- Items from a dataset -
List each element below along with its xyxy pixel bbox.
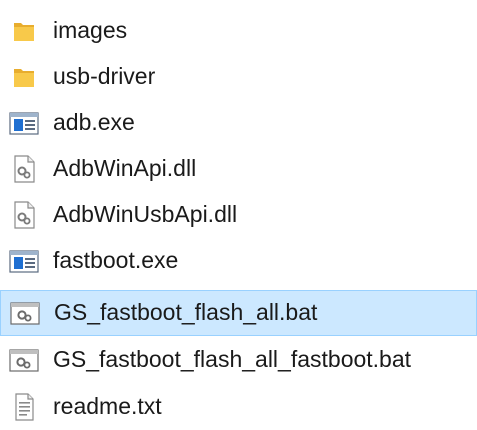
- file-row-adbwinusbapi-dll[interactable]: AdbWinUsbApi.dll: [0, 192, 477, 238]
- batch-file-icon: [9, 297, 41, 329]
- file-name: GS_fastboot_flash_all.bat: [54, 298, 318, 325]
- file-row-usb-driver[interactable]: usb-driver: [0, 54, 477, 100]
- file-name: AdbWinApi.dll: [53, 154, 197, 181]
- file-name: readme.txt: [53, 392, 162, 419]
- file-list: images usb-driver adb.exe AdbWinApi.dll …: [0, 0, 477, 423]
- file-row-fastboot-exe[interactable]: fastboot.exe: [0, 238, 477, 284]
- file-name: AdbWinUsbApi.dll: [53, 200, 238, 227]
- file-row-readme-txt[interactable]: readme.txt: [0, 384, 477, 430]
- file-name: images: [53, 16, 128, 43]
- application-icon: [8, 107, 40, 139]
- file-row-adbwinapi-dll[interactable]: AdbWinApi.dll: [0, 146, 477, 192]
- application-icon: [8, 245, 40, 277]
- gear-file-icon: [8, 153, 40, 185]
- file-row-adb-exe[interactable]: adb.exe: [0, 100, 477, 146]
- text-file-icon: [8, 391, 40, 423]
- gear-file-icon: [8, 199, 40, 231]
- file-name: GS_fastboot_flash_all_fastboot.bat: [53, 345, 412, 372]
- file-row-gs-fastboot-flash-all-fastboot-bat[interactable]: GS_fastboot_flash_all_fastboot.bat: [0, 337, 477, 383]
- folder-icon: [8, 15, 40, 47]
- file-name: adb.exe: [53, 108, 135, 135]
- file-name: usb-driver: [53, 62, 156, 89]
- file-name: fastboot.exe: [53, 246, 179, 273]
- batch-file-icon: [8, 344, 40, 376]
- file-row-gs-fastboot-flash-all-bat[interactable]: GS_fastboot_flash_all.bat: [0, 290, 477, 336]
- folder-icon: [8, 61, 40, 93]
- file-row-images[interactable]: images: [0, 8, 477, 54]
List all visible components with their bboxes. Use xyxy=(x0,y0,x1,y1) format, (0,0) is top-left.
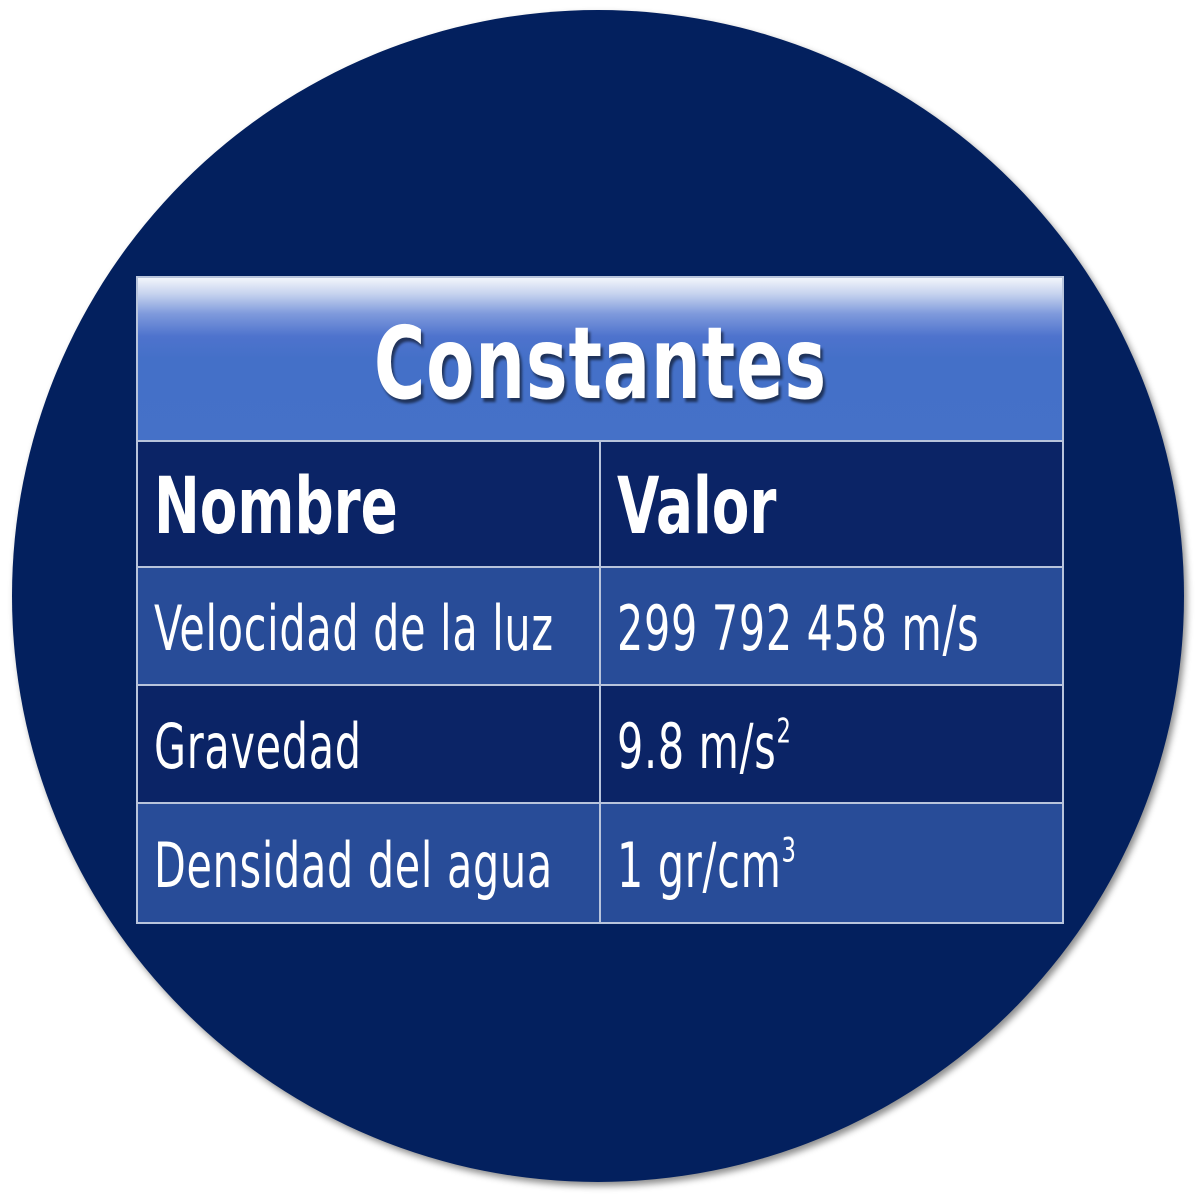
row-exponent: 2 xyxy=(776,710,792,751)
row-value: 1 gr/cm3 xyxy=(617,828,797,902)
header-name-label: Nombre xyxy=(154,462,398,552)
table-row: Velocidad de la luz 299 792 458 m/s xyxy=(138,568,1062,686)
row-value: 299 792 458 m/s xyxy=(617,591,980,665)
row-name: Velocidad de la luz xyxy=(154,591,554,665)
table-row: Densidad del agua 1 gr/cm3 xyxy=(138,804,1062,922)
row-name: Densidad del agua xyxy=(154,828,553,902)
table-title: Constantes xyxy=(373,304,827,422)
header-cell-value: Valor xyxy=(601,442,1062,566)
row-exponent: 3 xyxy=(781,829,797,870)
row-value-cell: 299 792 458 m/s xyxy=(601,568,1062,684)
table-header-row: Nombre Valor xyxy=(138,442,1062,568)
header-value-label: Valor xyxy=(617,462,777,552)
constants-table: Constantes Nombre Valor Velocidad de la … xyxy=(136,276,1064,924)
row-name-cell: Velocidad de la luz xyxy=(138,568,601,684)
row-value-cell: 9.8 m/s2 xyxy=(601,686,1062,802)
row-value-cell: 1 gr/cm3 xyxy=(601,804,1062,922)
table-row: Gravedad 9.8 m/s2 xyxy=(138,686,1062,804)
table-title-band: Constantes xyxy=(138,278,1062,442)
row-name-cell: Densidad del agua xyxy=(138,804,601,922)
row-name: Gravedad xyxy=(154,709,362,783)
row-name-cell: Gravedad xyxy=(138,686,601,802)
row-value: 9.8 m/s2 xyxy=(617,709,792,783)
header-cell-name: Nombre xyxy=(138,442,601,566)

* * *

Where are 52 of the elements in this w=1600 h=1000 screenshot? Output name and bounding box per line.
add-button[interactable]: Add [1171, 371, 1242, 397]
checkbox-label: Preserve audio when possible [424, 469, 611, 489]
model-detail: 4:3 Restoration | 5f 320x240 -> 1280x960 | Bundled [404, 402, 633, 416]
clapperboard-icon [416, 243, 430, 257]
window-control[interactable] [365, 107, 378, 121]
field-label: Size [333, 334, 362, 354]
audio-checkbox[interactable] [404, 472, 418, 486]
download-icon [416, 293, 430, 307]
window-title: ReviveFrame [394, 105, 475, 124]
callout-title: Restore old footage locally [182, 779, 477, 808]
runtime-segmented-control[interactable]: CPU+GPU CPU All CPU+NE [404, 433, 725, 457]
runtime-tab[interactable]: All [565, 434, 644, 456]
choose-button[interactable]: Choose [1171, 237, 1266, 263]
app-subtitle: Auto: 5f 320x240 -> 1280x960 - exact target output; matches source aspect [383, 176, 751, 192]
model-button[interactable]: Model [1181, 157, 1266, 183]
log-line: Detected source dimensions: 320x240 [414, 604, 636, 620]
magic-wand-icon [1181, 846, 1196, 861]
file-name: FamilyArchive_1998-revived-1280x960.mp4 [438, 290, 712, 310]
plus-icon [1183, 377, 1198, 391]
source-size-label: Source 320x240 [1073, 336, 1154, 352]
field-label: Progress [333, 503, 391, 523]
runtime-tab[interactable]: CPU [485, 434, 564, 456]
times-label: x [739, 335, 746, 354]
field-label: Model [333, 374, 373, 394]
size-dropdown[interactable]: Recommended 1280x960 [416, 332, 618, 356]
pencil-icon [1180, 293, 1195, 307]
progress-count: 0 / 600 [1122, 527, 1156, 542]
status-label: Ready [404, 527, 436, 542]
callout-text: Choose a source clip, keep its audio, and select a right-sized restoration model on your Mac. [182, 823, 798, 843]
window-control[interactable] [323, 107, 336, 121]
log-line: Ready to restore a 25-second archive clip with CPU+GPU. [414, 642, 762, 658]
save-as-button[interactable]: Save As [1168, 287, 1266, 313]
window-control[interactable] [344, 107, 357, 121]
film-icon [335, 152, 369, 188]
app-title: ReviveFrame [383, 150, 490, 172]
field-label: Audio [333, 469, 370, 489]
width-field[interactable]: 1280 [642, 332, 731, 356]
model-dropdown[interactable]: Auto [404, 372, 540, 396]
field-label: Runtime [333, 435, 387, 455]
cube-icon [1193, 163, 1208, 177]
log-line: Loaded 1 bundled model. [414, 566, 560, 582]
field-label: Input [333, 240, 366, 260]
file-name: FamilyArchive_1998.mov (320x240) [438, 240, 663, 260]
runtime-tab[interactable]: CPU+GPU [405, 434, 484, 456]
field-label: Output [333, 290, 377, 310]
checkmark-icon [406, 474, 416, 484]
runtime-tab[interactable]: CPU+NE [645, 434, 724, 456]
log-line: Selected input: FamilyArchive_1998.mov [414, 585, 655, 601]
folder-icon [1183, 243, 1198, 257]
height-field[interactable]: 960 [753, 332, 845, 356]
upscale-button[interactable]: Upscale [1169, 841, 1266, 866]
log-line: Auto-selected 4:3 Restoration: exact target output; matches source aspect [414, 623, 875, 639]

* * *

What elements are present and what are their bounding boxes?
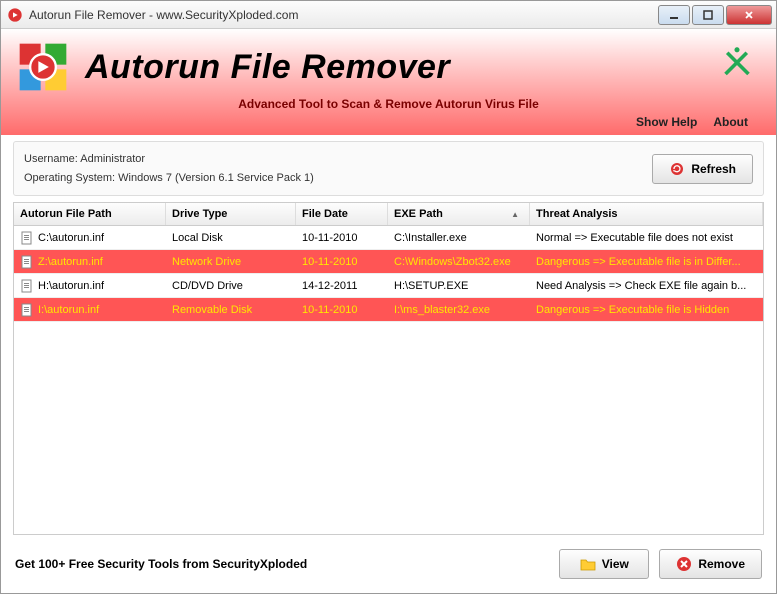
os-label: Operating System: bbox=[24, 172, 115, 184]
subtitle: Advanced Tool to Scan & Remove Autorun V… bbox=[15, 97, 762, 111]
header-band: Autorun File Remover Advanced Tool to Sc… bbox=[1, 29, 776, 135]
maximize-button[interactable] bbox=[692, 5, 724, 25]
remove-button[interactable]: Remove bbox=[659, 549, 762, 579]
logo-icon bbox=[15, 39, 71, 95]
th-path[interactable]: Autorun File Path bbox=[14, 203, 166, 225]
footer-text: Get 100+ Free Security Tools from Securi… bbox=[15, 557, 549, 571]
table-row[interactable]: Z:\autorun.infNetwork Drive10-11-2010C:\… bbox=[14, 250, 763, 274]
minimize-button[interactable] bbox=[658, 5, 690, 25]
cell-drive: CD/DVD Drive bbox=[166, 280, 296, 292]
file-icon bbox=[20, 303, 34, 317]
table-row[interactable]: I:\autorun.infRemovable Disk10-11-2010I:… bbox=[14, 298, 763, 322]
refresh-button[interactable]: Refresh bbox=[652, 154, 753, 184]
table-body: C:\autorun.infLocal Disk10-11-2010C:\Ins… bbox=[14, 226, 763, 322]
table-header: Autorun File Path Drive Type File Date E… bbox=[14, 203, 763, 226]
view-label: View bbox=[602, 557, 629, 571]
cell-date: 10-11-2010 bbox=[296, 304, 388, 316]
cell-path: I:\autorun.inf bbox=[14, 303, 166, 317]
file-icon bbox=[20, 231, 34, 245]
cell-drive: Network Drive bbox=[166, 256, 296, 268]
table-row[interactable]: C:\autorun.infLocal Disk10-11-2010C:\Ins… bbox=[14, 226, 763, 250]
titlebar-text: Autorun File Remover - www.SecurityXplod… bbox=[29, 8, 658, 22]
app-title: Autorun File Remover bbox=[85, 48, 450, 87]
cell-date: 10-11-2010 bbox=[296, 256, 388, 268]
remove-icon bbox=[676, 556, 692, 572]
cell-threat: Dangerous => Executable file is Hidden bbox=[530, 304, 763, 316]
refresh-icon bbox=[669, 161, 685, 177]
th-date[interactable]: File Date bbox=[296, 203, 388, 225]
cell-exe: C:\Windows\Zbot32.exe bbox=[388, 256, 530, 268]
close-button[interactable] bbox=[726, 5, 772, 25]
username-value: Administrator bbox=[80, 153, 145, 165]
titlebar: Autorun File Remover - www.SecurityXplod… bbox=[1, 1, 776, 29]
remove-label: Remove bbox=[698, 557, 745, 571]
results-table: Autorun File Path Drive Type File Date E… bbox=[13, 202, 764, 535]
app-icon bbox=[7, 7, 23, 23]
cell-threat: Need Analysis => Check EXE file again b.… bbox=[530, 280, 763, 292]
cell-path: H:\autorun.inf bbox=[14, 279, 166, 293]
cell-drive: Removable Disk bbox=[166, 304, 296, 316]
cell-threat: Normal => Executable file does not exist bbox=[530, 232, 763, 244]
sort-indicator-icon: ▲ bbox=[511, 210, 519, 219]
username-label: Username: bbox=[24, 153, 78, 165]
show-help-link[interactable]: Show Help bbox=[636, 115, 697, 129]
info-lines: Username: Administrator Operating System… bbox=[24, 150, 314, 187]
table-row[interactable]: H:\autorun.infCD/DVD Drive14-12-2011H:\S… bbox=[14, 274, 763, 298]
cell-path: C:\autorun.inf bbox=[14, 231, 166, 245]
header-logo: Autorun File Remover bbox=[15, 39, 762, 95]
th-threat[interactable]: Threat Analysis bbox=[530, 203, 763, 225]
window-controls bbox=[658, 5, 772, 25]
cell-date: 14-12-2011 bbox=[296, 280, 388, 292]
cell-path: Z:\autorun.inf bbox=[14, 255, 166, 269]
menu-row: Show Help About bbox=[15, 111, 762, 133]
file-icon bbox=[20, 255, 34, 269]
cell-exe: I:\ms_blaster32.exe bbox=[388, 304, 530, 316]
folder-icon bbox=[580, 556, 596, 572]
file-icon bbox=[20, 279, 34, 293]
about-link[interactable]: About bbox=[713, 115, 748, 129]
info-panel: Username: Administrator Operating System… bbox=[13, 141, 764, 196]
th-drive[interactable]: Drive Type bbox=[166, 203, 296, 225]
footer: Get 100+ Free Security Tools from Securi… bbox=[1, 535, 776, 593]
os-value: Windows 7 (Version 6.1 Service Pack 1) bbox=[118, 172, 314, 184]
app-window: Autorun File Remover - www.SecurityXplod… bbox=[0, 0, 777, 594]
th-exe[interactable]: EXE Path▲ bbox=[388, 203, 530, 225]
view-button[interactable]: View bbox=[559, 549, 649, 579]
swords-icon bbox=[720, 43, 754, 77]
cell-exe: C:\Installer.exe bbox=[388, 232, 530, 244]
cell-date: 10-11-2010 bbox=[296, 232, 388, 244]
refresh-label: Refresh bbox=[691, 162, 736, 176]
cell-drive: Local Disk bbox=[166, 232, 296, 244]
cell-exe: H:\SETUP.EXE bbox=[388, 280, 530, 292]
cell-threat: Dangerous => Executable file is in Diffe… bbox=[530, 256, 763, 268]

- Exercise instructions -
Copy out, unchanged, the part of the records that opens with the line containing "os-label: Operating System: bbox=[24, 172, 115, 184]" and closes with the line containing "remove-label: Remove bbox=[698, 557, 745, 571]", including both of those lines.

- Finished task -
os-label: Operating System: bbox=[24, 172, 115, 184]
subtitle: Advanced Tool to Scan & Remove Autorun V… bbox=[15, 97, 762, 111]
header-band: Autorun File Remover Advanced Tool to Sc… bbox=[1, 29, 776, 135]
maximize-button[interactable] bbox=[692, 5, 724, 25]
remove-button[interactable]: Remove bbox=[659, 549, 762, 579]
logo-icon bbox=[15, 39, 71, 95]
th-path[interactable]: Autorun File Path bbox=[14, 203, 166, 225]
footer-text: Get 100+ Free Security Tools from Securi… bbox=[15, 557, 549, 571]
table-row[interactable]: Z:\autorun.infNetwork Drive10-11-2010C:\… bbox=[14, 250, 763, 274]
minimize-button[interactable] bbox=[658, 5, 690, 25]
cell-drive: CD/DVD Drive bbox=[166, 280, 296, 292]
file-icon bbox=[20, 303, 34, 317]
table-row[interactable]: I:\autorun.infRemovable Disk10-11-2010I:… bbox=[14, 298, 763, 322]
refresh-button[interactable]: Refresh bbox=[652, 154, 753, 184]
table-body: C:\autorun.infLocal Disk10-11-2010C:\Ins… bbox=[14, 226, 763, 322]
table-header: Autorun File Path Drive Type File Date E… bbox=[14, 203, 763, 226]
view-label: View bbox=[602, 557, 629, 571]
cell-date: 10-11-2010 bbox=[296, 304, 388, 316]
cell-path: I:\autorun.inf bbox=[14, 303, 166, 317]
file-icon bbox=[20, 231, 34, 245]
cell-drive: Network Drive bbox=[166, 256, 296, 268]
table-row[interactable]: C:\autorun.infLocal Disk10-11-2010C:\Ins… bbox=[14, 226, 763, 250]
titlebar-text: Autorun File Remover - www.SecurityXplod… bbox=[29, 8, 658, 22]
app-title: Autorun File Remover bbox=[85, 48, 450, 87]
cell-date: 10-11-2010 bbox=[296, 256, 388, 268]
remove-icon bbox=[676, 556, 692, 572]
cell-threat: Dangerous => Executable file is Hidden bbox=[530, 304, 763, 316]
refresh-icon bbox=[669, 161, 685, 177]
th-date[interactable]: File Date bbox=[296, 203, 388, 225]
cell-exe: C:\Windows\Zbot32.exe bbox=[388, 256, 530, 268]
close-button[interactable] bbox=[726, 5, 772, 25]
username-value: Administrator bbox=[80, 153, 145, 165]
titlebar: Autorun File Remover - www.SecurityXplod… bbox=[1, 1, 776, 29]
remove-label: Remove bbox=[698, 557, 745, 571]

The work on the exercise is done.